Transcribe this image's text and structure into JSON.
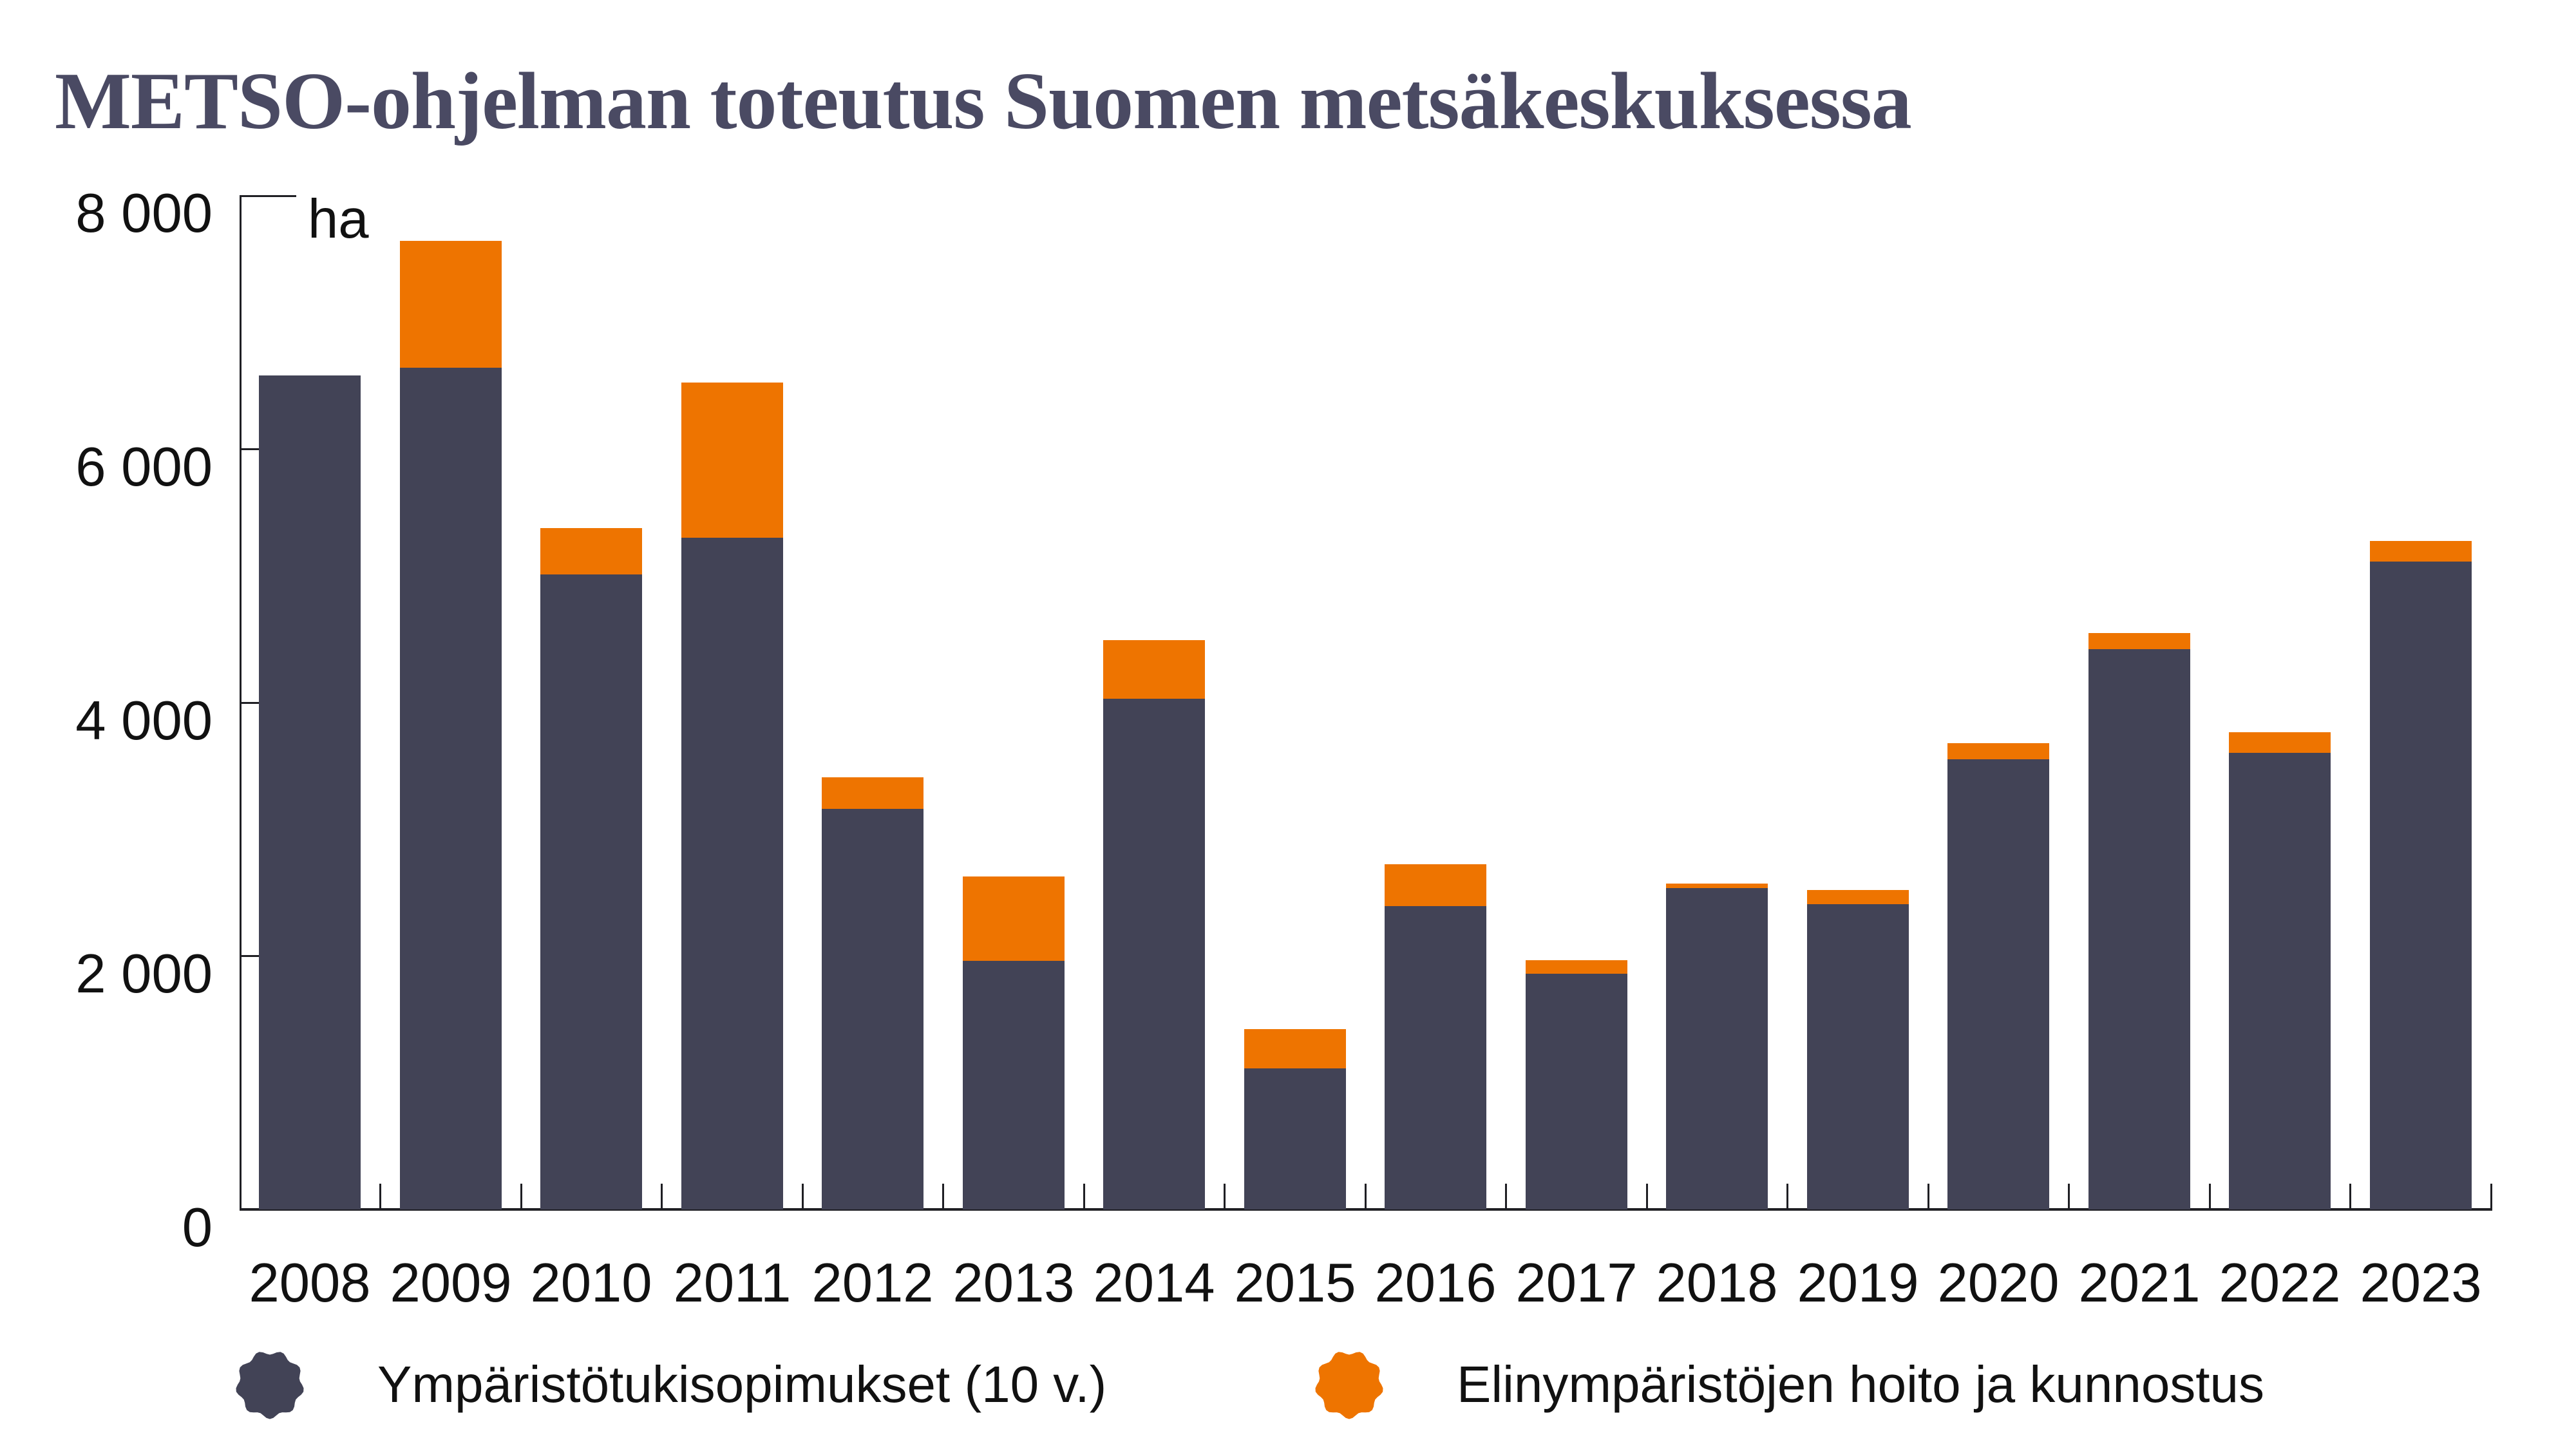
{
  "title": "METSO-ohjelman toteutus Suomen metsäkeskuksessa",
  "colors": {
    "title": "#4a4a63",
    "axis": "#1f1f24",
    "tick_text": "#111111",
    "series_dark": "#424356",
    "series_orange": "#ee7400"
  },
  "chart_data": {
    "type": "bar",
    "stacked": true,
    "title": "METSO-ohjelman toteutus Suomen metsäkeskuksessa",
    "unit": "ha",
    "xlabel": "",
    "ylabel": "ha",
    "ylim": [
      0,
      8000
    ],
    "yticks": [
      0,
      2000,
      4000,
      6000,
      8000
    ],
    "ytick_labels": [
      "0",
      "2 000",
      "4 000",
      "6 000",
      "8 000"
    ],
    "grid": false,
    "legend_position": "bottom",
    "categories": [
      "2008",
      "2009",
      "2010",
      "2011",
      "2012",
      "2013",
      "2014",
      "2015",
      "2016",
      "2017",
      "2018",
      "2019",
      "2020",
      "2021",
      "2022",
      "2023"
    ],
    "series": [
      {
        "name": "Ympäristötukisopimukset (10 v.)",
        "color": "#424356",
        "values": [
          6580,
          6640,
          5010,
          5300,
          3160,
          1960,
          4030,
          1110,
          2390,
          1860,
          2535,
          2410,
          3550,
          4420,
          3600,
          5110
        ]
      },
      {
        "name": "Elinympäristöjen hoito ja kunnostus",
        "color": "#ee7400",
        "values": [
          0,
          1000,
          365,
          1225,
          250,
          665,
          460,
          310,
          330,
          105,
          35,
          110,
          125,
          125,
          160,
          160
        ]
      }
    ]
  },
  "legend": {
    "items": [
      {
        "label": "Ympäristötukisopimukset (10 v.)",
        "icon": "dark-pebble-icon"
      },
      {
        "label": "Elinympäristöjen hoito ja kunnostus",
        "icon": "orange-pebble-icon"
      }
    ]
  }
}
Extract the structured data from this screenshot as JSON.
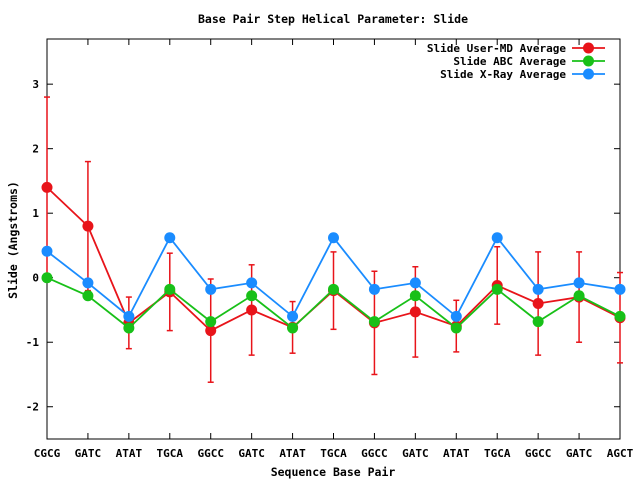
{
  "chart_data": {
    "type": "line",
    "title": "Base Pair Step Helical Parameter: Slide",
    "xlabel": "Sequence Base Pair",
    "ylabel": "Slide (Angstroms)",
    "ylim": [
      -2.5,
      3.7
    ],
    "yticks": [
      -2,
      -1,
      0,
      1,
      2,
      3
    ],
    "grid": false,
    "legend_position": "top-right",
    "categories": [
      "CGCG",
      "GATC",
      "ATAT",
      "TGCA",
      "GGCC",
      "GATC",
      "ATAT",
      "TGCA",
      "GGCC",
      "GATC",
      "ATAT",
      "TGCA",
      "GGCC",
      "GATC",
      "AGCT"
    ],
    "series": [
      {
        "name": "Slide User-MD Average",
        "color": "#e8141a",
        "values": [
          1.4,
          0.8,
          -0.7,
          -0.22,
          -0.82,
          -0.5,
          -0.77,
          -0.2,
          -0.7,
          -0.53,
          -0.75,
          -0.12,
          -0.4,
          -0.3,
          -0.62
        ],
        "error": [
          1.4,
          1.0,
          0.4,
          0.6,
          0.8,
          0.7,
          0.4,
          0.6,
          0.8,
          0.7,
          0.4,
          0.6,
          0.8,
          0.7,
          0.7
        ]
      },
      {
        "name": "Slide ABC Average",
        "color": "#18c018",
        "values": [
          0.0,
          -0.28,
          -0.78,
          -0.18,
          -0.68,
          -0.28,
          -0.78,
          -0.18,
          -0.68,
          -0.28,
          -0.78,
          -0.18,
          -0.68,
          -0.28,
          -0.6
        ]
      },
      {
        "name": "Slide X-Ray Average",
        "color": "#1a8cff",
        "values": [
          0.41,
          -0.08,
          -0.6,
          0.62,
          -0.18,
          -0.08,
          -0.6,
          0.62,
          -0.18,
          -0.08,
          -0.6,
          0.62,
          -0.18,
          -0.08,
          -0.18
        ]
      }
    ]
  }
}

**REQUIREMENTS**
Return the material exactly as given, apart from the pictures.

**COMPLETE OUTPUT**
Transcribe this image's text and structure into JSON.
{
  "title": "METSO-ohjelman toteutus Suomen metsäkeskuksessa",
  "colors": {
    "title": "#4a4a63",
    "axis": "#1f1f24",
    "tick_text": "#111111",
    "series_dark": "#424356",
    "series_orange": "#ee7400"
  },
  "chart_data": {
    "type": "bar",
    "stacked": true,
    "title": "METSO-ohjelman toteutus Suomen metsäkeskuksessa",
    "unit": "ha",
    "xlabel": "",
    "ylabel": "ha",
    "ylim": [
      0,
      8000
    ],
    "yticks": [
      0,
      2000,
      4000,
      6000,
      8000
    ],
    "ytick_labels": [
      "0",
      "2 000",
      "4 000",
      "6 000",
      "8 000"
    ],
    "grid": false,
    "legend_position": "bottom",
    "categories": [
      "2008",
      "2009",
      "2010",
      "2011",
      "2012",
      "2013",
      "2014",
      "2015",
      "2016",
      "2017",
      "2018",
      "2019",
      "2020",
      "2021",
      "2022",
      "2023"
    ],
    "series": [
      {
        "name": "Ympäristötukisopimukset (10 v.)",
        "color": "#424356",
        "values": [
          6580,
          6640,
          5010,
          5300,
          3160,
          1960,
          4030,
          1110,
          2390,
          1860,
          2535,
          2410,
          3550,
          4420,
          3600,
          5110
        ]
      },
      {
        "name": "Elinympäristöjen hoito ja kunnostus",
        "color": "#ee7400",
        "values": [
          0,
          1000,
          365,
          1225,
          250,
          665,
          460,
          310,
          330,
          105,
          35,
          110,
          125,
          125,
          160,
          160
        ]
      }
    ]
  },
  "legend": {
    "items": [
      {
        "label": "Ympäristötukisopimukset (10 v.)",
        "icon": "dark-pebble-icon"
      },
      {
        "label": "Elinympäristöjen hoito ja kunnostus",
        "icon": "orange-pebble-icon"
      }
    ]
  }
}
Extract the structured data from this screenshot as JSON.
{
  "chart_data": {
    "type": "line",
    "title": "Base Pair Step Helical Parameter: Slide",
    "xlabel": "Sequence Base Pair",
    "ylabel": "Slide (Angstroms)",
    "ylim": [
      -2.5,
      3.7
    ],
    "yticks": [
      -2,
      -1,
      0,
      1,
      2,
      3
    ],
    "grid": false,
    "legend_position": "top-right",
    "categories": [
      "CGCG",
      "GATC",
      "ATAT",
      "TGCA",
      "GGCC",
      "GATC",
      "ATAT",
      "TGCA",
      "GGCC",
      "GATC",
      "ATAT",
      "TGCA",
      "GGCC",
      "GATC",
      "AGCT"
    ],
    "series": [
      {
        "name": "Slide User-MD Average",
        "color": "#e8141a",
        "values": [
          1.4,
          0.8,
          -0.7,
          -0.22,
          -0.82,
          -0.5,
          -0.77,
          -0.2,
          -0.7,
          -0.53,
          -0.75,
          -0.12,
          -0.4,
          -0.3,
          -0.62
        ],
        "error": [
          1.4,
          1.0,
          0.4,
          0.6,
          0.8,
          0.7,
          0.4,
          0.6,
          0.8,
          0.7,
          0.4,
          0.6,
          0.8,
          0.7,
          0.7
        ]
      },
      {
        "name": "Slide ABC Average",
        "color": "#18c018",
        "values": [
          0.0,
          -0.28,
          -0.78,
          -0.18,
          -0.68,
          -0.28,
          -0.78,
          -0.18,
          -0.68,
          -0.28,
          -0.78,
          -0.18,
          -0.68,
          -0.28,
          -0.6
        ]
      },
      {
        "name": "Slide X-Ray Average",
        "color": "#1a8cff",
        "values": [
          0.41,
          -0.08,
          -0.6,
          0.62,
          -0.18,
          -0.08,
          -0.6,
          0.62,
          -0.18,
          -0.08,
          -0.6,
          0.62,
          -0.18,
          -0.08,
          -0.18
        ]
      }
    ]
  }
}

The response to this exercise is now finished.